* Problem details:
Search the records for the word "phase" and pick out every line that has it.

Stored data

--

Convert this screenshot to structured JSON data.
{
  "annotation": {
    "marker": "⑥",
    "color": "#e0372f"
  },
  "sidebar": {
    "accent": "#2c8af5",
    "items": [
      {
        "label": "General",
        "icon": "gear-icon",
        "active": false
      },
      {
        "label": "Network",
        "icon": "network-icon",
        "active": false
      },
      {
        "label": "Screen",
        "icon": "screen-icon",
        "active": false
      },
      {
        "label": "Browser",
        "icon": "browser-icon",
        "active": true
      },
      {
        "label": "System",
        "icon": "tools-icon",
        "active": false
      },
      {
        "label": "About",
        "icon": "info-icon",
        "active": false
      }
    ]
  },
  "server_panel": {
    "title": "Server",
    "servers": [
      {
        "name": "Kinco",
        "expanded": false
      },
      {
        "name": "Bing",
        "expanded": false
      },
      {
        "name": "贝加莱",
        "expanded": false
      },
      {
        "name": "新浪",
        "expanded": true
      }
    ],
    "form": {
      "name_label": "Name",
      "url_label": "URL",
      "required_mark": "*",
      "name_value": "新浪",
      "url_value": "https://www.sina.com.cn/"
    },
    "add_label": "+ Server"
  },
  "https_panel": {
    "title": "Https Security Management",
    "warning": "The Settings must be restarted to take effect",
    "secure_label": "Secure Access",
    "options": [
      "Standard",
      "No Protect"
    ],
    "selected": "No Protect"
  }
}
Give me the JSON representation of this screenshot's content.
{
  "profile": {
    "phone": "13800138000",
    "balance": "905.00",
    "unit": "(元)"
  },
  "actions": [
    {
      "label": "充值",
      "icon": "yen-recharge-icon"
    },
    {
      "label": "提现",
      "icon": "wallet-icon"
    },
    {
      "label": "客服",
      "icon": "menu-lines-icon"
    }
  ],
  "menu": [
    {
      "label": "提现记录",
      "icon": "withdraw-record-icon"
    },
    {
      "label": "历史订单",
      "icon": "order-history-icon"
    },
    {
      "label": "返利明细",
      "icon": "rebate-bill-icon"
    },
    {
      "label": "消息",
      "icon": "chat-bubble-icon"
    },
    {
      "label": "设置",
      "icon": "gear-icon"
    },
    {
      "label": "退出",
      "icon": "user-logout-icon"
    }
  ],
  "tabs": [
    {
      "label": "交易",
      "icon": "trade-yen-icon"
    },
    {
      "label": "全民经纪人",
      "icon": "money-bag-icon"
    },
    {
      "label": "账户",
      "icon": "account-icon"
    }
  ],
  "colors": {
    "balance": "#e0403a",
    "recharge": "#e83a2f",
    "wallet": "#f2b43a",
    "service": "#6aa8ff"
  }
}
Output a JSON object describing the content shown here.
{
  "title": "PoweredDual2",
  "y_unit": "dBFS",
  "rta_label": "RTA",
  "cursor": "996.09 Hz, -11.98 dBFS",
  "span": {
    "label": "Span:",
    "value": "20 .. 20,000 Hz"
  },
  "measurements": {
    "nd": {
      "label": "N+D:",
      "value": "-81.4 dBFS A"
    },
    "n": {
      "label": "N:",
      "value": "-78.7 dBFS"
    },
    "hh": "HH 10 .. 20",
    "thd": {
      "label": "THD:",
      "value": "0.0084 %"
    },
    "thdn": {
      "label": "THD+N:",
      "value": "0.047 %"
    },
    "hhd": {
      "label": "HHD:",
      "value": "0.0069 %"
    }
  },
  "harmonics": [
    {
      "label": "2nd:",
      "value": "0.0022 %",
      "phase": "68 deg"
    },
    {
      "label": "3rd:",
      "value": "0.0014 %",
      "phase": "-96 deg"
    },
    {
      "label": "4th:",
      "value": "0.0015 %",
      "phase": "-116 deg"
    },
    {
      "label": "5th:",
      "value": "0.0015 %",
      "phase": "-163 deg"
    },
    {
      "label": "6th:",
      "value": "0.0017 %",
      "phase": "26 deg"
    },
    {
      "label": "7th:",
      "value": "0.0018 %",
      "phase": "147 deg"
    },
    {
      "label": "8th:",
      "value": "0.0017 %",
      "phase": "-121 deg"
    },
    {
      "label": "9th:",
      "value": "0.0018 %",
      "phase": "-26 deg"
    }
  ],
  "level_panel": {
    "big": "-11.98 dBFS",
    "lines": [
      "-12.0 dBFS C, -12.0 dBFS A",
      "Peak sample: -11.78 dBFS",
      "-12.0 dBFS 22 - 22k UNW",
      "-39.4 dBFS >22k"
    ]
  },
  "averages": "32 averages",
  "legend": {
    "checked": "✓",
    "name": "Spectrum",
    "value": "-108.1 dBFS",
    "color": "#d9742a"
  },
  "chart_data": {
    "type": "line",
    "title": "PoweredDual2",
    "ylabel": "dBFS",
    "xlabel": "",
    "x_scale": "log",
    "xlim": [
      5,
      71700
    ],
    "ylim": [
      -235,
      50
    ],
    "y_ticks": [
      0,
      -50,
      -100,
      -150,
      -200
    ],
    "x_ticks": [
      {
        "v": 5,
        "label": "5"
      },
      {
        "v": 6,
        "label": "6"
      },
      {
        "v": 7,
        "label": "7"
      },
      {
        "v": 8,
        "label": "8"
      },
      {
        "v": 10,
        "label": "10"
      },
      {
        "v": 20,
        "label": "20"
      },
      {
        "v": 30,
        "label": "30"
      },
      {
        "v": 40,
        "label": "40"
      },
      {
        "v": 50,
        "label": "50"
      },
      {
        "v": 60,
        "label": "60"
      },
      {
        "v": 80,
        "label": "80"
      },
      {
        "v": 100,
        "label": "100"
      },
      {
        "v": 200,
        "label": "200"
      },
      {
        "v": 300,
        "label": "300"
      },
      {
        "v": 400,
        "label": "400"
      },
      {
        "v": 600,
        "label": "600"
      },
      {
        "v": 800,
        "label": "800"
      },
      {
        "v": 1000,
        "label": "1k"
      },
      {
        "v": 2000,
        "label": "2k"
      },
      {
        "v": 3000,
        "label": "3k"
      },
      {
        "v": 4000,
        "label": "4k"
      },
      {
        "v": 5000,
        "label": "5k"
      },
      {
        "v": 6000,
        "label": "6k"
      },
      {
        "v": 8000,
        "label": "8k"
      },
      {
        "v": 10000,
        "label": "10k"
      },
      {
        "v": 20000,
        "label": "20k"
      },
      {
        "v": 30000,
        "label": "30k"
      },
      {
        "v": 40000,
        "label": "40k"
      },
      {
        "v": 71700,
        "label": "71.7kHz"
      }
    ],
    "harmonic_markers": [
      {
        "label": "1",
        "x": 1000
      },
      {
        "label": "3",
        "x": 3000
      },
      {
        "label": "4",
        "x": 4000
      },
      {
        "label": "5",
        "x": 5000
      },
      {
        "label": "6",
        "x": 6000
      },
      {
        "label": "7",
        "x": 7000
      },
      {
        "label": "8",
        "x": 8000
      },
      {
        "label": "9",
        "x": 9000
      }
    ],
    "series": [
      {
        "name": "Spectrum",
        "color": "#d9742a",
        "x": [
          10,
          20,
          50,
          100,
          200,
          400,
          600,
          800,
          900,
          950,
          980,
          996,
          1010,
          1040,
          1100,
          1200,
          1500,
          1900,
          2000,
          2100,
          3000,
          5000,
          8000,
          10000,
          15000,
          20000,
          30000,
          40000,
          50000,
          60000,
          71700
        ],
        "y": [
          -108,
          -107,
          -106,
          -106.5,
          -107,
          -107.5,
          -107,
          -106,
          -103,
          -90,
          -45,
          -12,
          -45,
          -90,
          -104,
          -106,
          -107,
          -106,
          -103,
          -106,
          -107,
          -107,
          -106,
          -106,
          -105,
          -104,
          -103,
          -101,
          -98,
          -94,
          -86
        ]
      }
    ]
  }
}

--

* Expected answer:
      "phase": "68 deg"
      "phase": "-96 deg"
      "phase": "-116 deg"
      "phase": "-163 deg"
      "phase": "26 deg"
      "phase": "147 deg"
      "phase": "-121 deg"
      "phase": "-26 deg"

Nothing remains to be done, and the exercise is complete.